:: Records supplied

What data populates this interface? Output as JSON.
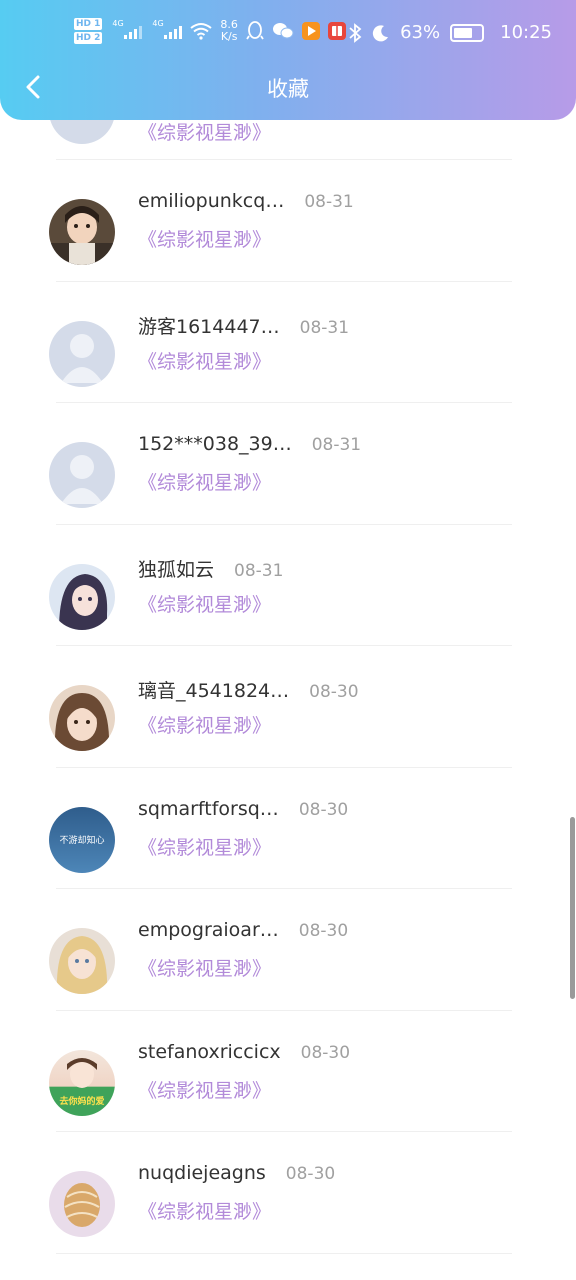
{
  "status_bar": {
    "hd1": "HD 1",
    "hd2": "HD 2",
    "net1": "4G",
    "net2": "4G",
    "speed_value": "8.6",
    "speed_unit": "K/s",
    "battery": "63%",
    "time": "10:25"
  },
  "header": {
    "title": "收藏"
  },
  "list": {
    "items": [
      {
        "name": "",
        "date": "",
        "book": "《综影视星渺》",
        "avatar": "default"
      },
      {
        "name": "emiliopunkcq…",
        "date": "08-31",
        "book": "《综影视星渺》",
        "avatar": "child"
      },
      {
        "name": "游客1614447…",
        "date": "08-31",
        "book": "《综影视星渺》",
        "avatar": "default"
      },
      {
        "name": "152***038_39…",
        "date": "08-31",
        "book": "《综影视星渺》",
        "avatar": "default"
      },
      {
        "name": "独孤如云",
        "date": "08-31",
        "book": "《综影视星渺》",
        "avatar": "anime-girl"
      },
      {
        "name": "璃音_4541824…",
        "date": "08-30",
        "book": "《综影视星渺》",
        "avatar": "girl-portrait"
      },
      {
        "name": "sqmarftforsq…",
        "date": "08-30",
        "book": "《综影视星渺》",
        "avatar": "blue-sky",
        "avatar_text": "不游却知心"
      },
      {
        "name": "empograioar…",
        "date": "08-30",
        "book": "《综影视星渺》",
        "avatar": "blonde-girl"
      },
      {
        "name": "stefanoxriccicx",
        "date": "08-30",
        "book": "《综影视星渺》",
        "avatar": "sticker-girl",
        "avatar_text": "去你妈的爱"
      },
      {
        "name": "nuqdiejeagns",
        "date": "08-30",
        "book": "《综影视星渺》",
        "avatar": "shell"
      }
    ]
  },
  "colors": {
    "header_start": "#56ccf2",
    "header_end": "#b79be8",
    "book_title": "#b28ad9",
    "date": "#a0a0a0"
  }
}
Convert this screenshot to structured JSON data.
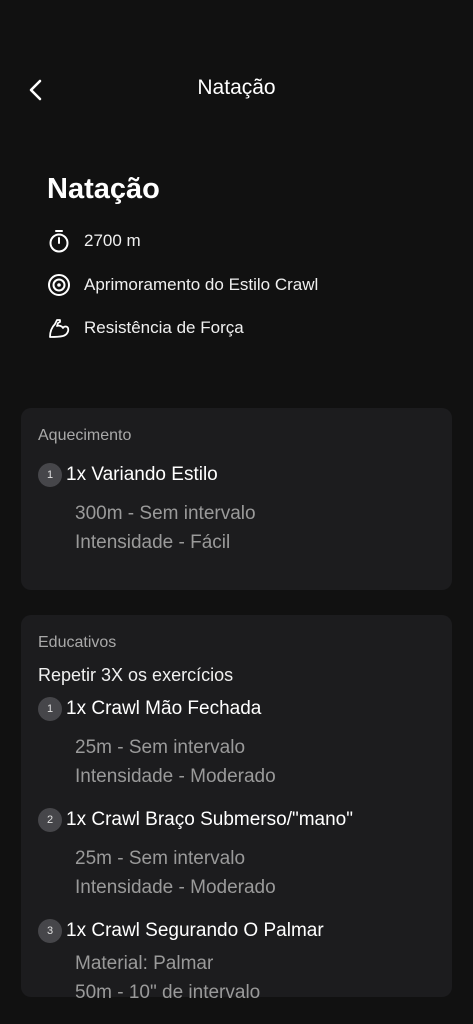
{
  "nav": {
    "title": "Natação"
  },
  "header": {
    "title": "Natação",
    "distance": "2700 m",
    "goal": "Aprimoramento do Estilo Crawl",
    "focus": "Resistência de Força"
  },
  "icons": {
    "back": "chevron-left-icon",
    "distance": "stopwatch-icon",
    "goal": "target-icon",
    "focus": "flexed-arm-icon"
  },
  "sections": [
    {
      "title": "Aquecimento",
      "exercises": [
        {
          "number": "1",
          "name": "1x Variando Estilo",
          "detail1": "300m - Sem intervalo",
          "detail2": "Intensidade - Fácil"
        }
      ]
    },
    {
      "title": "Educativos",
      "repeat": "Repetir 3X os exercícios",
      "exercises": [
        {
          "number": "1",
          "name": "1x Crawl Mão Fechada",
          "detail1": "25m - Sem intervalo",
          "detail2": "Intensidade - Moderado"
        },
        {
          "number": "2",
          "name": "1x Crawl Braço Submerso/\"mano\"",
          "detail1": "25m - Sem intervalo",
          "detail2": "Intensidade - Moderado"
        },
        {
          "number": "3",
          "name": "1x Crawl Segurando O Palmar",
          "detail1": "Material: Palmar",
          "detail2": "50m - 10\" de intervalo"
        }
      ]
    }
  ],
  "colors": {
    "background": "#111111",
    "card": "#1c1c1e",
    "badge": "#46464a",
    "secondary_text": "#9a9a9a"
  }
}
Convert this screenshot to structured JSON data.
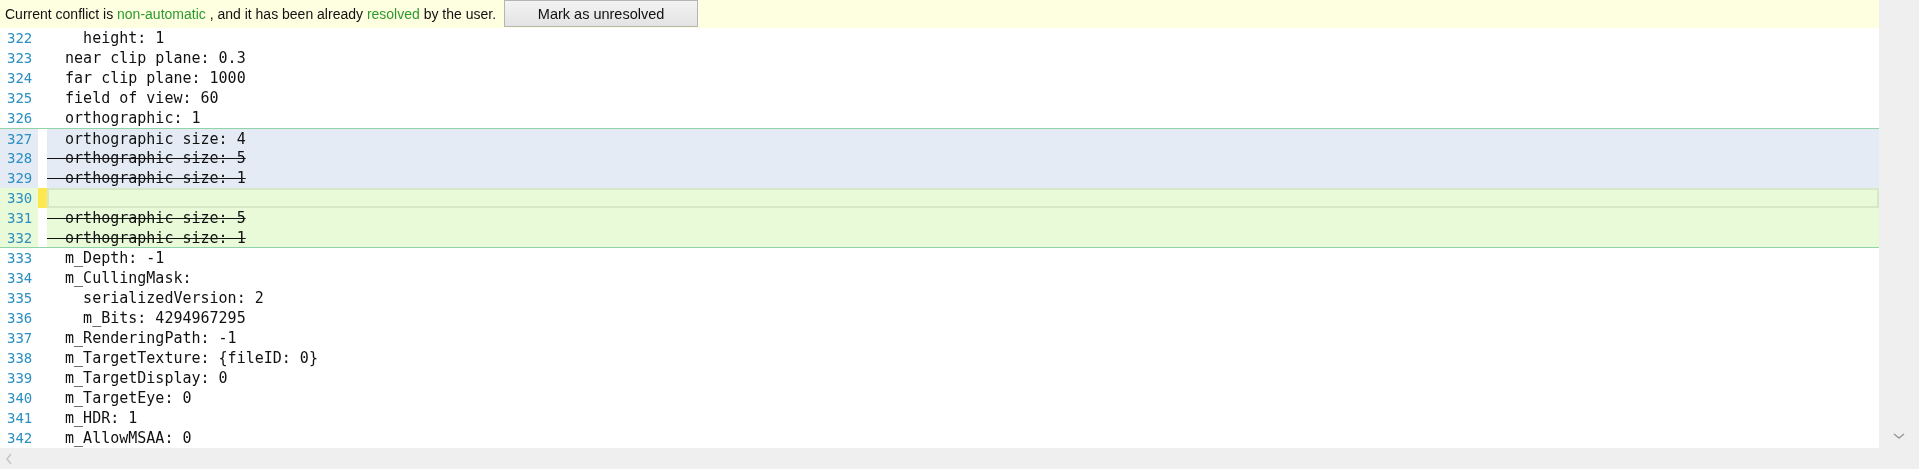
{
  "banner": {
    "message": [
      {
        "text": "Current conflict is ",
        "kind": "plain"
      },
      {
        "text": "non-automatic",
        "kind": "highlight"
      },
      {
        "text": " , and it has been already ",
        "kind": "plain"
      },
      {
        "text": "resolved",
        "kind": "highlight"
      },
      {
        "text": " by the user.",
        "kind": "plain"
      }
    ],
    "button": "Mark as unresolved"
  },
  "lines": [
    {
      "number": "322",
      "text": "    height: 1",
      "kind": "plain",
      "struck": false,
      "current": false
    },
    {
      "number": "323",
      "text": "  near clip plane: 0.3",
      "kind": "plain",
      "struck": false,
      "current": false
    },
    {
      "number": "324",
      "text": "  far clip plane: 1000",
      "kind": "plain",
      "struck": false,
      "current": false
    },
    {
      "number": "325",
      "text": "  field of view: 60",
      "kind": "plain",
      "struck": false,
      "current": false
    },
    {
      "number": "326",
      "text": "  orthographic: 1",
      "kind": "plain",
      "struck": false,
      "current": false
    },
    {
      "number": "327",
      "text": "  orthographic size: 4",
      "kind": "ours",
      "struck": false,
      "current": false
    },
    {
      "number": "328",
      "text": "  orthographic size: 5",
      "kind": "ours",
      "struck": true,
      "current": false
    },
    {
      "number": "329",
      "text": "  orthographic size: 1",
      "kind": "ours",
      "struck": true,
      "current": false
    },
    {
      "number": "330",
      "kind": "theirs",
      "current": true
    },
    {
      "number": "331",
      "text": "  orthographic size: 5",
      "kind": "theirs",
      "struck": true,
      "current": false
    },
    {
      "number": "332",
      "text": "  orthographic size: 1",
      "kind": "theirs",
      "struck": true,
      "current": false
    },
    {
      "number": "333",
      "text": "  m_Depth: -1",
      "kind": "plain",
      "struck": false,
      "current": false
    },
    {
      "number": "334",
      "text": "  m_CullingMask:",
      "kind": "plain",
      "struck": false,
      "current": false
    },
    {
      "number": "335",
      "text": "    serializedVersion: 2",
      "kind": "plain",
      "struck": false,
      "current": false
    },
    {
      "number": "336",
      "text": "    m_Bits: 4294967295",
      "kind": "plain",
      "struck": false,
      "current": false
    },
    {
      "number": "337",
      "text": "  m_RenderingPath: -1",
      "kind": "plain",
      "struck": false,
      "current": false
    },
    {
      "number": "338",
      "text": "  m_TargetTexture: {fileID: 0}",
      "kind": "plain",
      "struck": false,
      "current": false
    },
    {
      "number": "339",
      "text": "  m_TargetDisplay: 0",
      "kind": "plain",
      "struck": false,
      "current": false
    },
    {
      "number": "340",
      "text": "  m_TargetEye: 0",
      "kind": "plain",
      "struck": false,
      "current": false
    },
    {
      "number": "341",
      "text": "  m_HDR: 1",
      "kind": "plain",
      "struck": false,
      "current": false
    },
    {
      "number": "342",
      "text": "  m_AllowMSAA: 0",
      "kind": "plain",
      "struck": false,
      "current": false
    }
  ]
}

::::

# Written problem
Reproduce every record above exactly, omitting the pictures.

# Exercise solution
What data populates this interface? Output as JSON.
{
  "status_bar": {
    "hd1": "HD 1",
    "hd2": "HD 2",
    "net1": "4G",
    "net2": "4G",
    "speed_value": "8.6",
    "speed_unit": "K/s",
    "battery": "63%",
    "time": "10:25"
  },
  "header": {
    "title": "收藏"
  },
  "list": {
    "items": [
      {
        "name": "",
        "date": "",
        "book": "《综影视星渺》",
        "avatar": "default"
      },
      {
        "name": "emiliopunkcq…",
        "date": "08-31",
        "book": "《综影视星渺》",
        "avatar": "child"
      },
      {
        "name": "游客1614447…",
        "date": "08-31",
        "book": "《综影视星渺》",
        "avatar": "default"
      },
      {
        "name": "152***038_39…",
        "date": "08-31",
        "book": "《综影视星渺》",
        "avatar": "default"
      },
      {
        "name": "独孤如云",
        "date": "08-31",
        "book": "《综影视星渺》",
        "avatar": "anime-girl"
      },
      {
        "name": "璃音_4541824…",
        "date": "08-30",
        "book": "《综影视星渺》",
        "avatar": "girl-portrait"
      },
      {
        "name": "sqmarftforsq…",
        "date": "08-30",
        "book": "《综影视星渺》",
        "avatar": "blue-sky",
        "avatar_text": "不游却知心"
      },
      {
        "name": "empograioar…",
        "date": "08-30",
        "book": "《综影视星渺》",
        "avatar": "blonde-girl"
      },
      {
        "name": "stefanoxriccicx",
        "date": "08-30",
        "book": "《综影视星渺》",
        "avatar": "sticker-girl",
        "avatar_text": "去你妈的爱"
      },
      {
        "name": "nuqdiejeagns",
        "date": "08-30",
        "book": "《综影视星渺》",
        "avatar": "shell"
      }
    ]
  },
  "colors": {
    "header_start": "#56ccf2",
    "header_end": "#b79be8",
    "book_title": "#b28ad9",
    "date": "#a0a0a0"
  }
}
Convert this screenshot to structured JSON data.
{
  "nav": {
    "title": "Natação"
  },
  "header": {
    "title": "Natação",
    "distance": "2700 m",
    "goal": "Aprimoramento do Estilo Crawl",
    "focus": "Resistência de Força"
  },
  "icons": {
    "back": "chevron-left-icon",
    "distance": "stopwatch-icon",
    "goal": "target-icon",
    "focus": "flexed-arm-icon"
  },
  "sections": [
    {
      "title": "Aquecimento",
      "exercises": [
        {
          "number": "1",
          "name": "1x Variando Estilo",
          "detail1": "300m - Sem intervalo",
          "detail2": "Intensidade - Fácil"
        }
      ]
    },
    {
      "title": "Educativos",
      "repeat": "Repetir 3X os exercícios",
      "exercises": [
        {
          "number": "1",
          "name": "1x Crawl Mão Fechada",
          "detail1": "25m - Sem intervalo",
          "detail2": "Intensidade - Moderado"
        },
        {
          "number": "2",
          "name": "1x Crawl Braço Submerso/\"mano\"",
          "detail1": "25m - Sem intervalo",
          "detail2": "Intensidade - Moderado"
        },
        {
          "number": "3",
          "name": "1x Crawl Segurando O Palmar",
          "detail1": "Material: Palmar",
          "detail2": "50m - 10\" de intervalo"
        }
      ]
    }
  ],
  "colors": {
    "background": "#111111",
    "card": "#1c1c1e",
    "badge": "#46464a",
    "secondary_text": "#9a9a9a"
  }
}
Convert this screenshot to structured JSON data.
{
  "banner": {
    "message": [
      {
        "text": "Current conflict is ",
        "kind": "plain"
      },
      {
        "text": "non-automatic",
        "kind": "highlight"
      },
      {
        "text": " , and it has been already ",
        "kind": "plain"
      },
      {
        "text": "resolved",
        "kind": "highlight"
      },
      {
        "text": " by the user.",
        "kind": "plain"
      }
    ],
    "button": "Mark as unresolved"
  },
  "lines": [
    {
      "number": "322",
      "text": "    height: 1",
      "kind": "plain",
      "struck": false,
      "current": false
    },
    {
      "number": "323",
      "text": "  near clip plane: 0.3",
      "kind": "plain",
      "struck": false,
      "current": false
    },
    {
      "number": "324",
      "text": "  far clip plane: 1000",
      "kind": "plain",
      "struck": false,
      "current": false
    },
    {
      "number": "325",
      "text": "  field of view: 60",
      "kind": "plain",
      "struck": false,
      "current": false
    },
    {
      "number": "326",
      "text": "  orthographic: 1",
      "kind": "plain",
      "struck": false,
      "current": false
    },
    {
      "number": "327",
      "text": "  orthographic size: 4",
      "kind": "ours",
      "struck": false,
      "current": false
    },
    {
      "number": "328",
      "text": "  orthographic size: 5",
      "kind": "ours",
      "struck": true,
      "current": false
    },
    {
      "number": "329",
      "text": "  orthographic size: 1",
      "kind": "ours",
      "struck": true,
      "current": false
    },
    {
      "number": "330",
      "kind": "theirs",
      "current": true
    },
    {
      "number": "331",
      "text": "  orthographic size: 5",
      "kind": "theirs",
      "struck": true,
      "current": false
    },
    {
      "number": "332",
      "text": "  orthographic size: 1",
      "kind": "theirs",
      "struck": true,
      "current": false
    },
    {
      "number": "333",
      "text": "  m_Depth: -1",
      "kind": "plain",
      "struck": false,
      "current": false
    },
    {
      "number": "334",
      "text": "  m_CullingMask:",
      "kind": "plain",
      "struck": false,
      "current": false
    },
    {
      "number": "335",
      "text": "    serializedVersion: 2",
      "kind": "plain",
      "struck": false,
      "current": false
    },
    {
      "number": "336",
      "text": "    m_Bits: 4294967295",
      "kind": "plain",
      "struck": false,
      "current": false
    },
    {
      "number": "337",
      "text": "  m_RenderingPath: -1",
      "kind": "plain",
      "struck": false,
      "current": false
    },
    {
      "number": "338",
      "text": "  m_TargetTexture: {fileID: 0}",
      "kind": "plain",
      "struck": false,
      "current": false
    },
    {
      "number": "339",
      "text": "  m_TargetDisplay: 0",
      "kind": "plain",
      "struck": false,
      "current": false
    },
    {
      "number": "340",
      "text": "  m_TargetEye: 0",
      "kind": "plain",
      "struck": false,
      "current": false
    },
    {
      "number": "341",
      "text": "  m_HDR: 1",
      "kind": "plain",
      "struck": false,
      "current": false
    },
    {
      "number": "342",
      "text": "  m_AllowMSAA: 0",
      "kind": "plain",
      "struck": false,
      "current": false
    }
  ]
}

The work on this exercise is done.